> **Problem requirements**: Output all of the records exactly as written.

> **Listed entries**:
----

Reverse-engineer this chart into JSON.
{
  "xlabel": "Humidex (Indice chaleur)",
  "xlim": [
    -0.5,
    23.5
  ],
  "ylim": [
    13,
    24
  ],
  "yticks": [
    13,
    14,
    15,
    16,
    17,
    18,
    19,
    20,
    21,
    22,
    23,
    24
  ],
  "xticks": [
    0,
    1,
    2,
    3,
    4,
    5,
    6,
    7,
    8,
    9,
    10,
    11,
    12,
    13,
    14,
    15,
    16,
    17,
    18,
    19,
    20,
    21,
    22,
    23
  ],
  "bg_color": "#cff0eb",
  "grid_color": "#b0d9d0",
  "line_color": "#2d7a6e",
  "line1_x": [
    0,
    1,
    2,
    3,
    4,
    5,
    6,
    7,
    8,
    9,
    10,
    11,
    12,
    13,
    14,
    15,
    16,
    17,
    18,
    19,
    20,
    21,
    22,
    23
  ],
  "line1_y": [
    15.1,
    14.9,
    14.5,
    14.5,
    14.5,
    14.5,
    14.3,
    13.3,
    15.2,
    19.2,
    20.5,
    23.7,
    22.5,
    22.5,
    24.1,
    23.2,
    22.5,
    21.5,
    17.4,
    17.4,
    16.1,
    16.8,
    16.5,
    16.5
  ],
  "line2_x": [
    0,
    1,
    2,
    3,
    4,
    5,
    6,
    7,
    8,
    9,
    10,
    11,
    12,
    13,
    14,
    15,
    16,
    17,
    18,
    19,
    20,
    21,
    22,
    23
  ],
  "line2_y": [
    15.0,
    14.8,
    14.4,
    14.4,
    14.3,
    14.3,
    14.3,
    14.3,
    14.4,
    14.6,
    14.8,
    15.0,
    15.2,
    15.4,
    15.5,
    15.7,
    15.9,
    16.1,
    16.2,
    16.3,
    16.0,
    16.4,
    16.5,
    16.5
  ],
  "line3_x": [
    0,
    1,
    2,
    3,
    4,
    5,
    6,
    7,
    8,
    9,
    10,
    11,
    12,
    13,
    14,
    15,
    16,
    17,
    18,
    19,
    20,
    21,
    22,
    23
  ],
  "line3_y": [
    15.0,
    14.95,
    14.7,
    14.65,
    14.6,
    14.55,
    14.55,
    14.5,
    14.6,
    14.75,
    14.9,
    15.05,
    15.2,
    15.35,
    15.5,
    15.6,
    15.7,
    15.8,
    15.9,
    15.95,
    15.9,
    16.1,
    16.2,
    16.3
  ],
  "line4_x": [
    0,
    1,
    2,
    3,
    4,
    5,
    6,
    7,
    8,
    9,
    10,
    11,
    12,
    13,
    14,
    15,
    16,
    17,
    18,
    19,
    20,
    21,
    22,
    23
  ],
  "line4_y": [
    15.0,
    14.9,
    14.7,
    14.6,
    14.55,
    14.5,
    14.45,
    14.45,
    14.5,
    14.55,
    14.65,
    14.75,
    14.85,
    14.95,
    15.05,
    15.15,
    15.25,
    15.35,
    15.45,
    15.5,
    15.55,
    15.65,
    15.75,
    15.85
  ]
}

----

> **Full solution**:
Reverse-engineer this chart into JSON.
{
  "xlabel": "Humidex (Indice chaleur)",
  "xlim": [
    -0.5,
    23.5
  ],
  "ylim": [
    13,
    24
  ],
  "yticks": [
    13,
    14,
    15,
    16,
    17,
    18,
    19,
    20,
    21,
    22,
    23,
    24
  ],
  "xticks": [
    0,
    1,
    2,
    3,
    4,
    5,
    6,
    7,
    8,
    9,
    10,
    11,
    12,
    13,
    14,
    15,
    16,
    17,
    18,
    19,
    20,
    21,
    22,
    23
  ],
  "bg_color": "#cff0eb",
  "grid_color": "#b0d9d0",
  "line_color": "#2d7a6e",
  "line1_x": [
    0,
    1,
    2,
    3,
    4,
    5,
    6,
    7,
    8,
    9,
    10,
    11,
    12,
    13,
    14,
    15,
    16,
    17,
    18,
    19,
    20,
    21,
    22,
    23
  ],
  "line1_y": [
    15.1,
    14.9,
    14.5,
    14.5,
    14.5,
    14.5,
    14.3,
    13.3,
    15.2,
    19.2,
    20.5,
    23.7,
    22.5,
    22.5,
    24.1,
    23.2,
    22.5,
    21.5,
    17.4,
    17.4,
    16.1,
    16.8,
    16.5,
    16.5
  ],
  "line2_x": [
    0,
    1,
    2,
    3,
    4,
    5,
    6,
    7,
    8,
    9,
    10,
    11,
    12,
    13,
    14,
    15,
    16,
    17,
    18,
    19,
    20,
    21,
    22,
    23
  ],
  "line2_y": [
    15.0,
    14.8,
    14.4,
    14.4,
    14.3,
    14.3,
    14.3,
    14.3,
    14.4,
    14.6,
    14.8,
    15.0,
    15.2,
    15.4,
    15.5,
    15.7,
    15.9,
    16.1,
    16.2,
    16.3,
    16.0,
    16.4,
    16.5,
    16.5
  ],
  "line3_x": [
    0,
    1,
    2,
    3,
    4,
    5,
    6,
    7,
    8,
    9,
    10,
    11,
    12,
    13,
    14,
    15,
    16,
    17,
    18,
    19,
    20,
    21,
    22,
    23
  ],
  "line3_y": [
    15.0,
    14.95,
    14.7,
    14.65,
    14.6,
    14.55,
    14.55,
    14.5,
    14.6,
    14.75,
    14.9,
    15.05,
    15.2,
    15.35,
    15.5,
    15.6,
    15.7,
    15.8,
    15.9,
    15.95,
    15.9,
    16.1,
    16.2,
    16.3
  ],
  "line4_x": [
    0,
    1,
    2,
    3,
    4,
    5,
    6,
    7,
    8,
    9,
    10,
    11,
    12,
    13,
    14,
    15,
    16,
    17,
    18,
    19,
    20,
    21,
    22,
    23
  ],
  "line4_y": [
    15.0,
    14.9,
    14.7,
    14.6,
    14.55,
    14.5,
    14.45,
    14.45,
    14.5,
    14.55,
    14.65,
    14.75,
    14.85,
    14.95,
    15.05,
    15.15,
    15.25,
    15.35,
    15.45,
    15.5,
    15.55,
    15.65,
    15.75,
    15.85
  ]
}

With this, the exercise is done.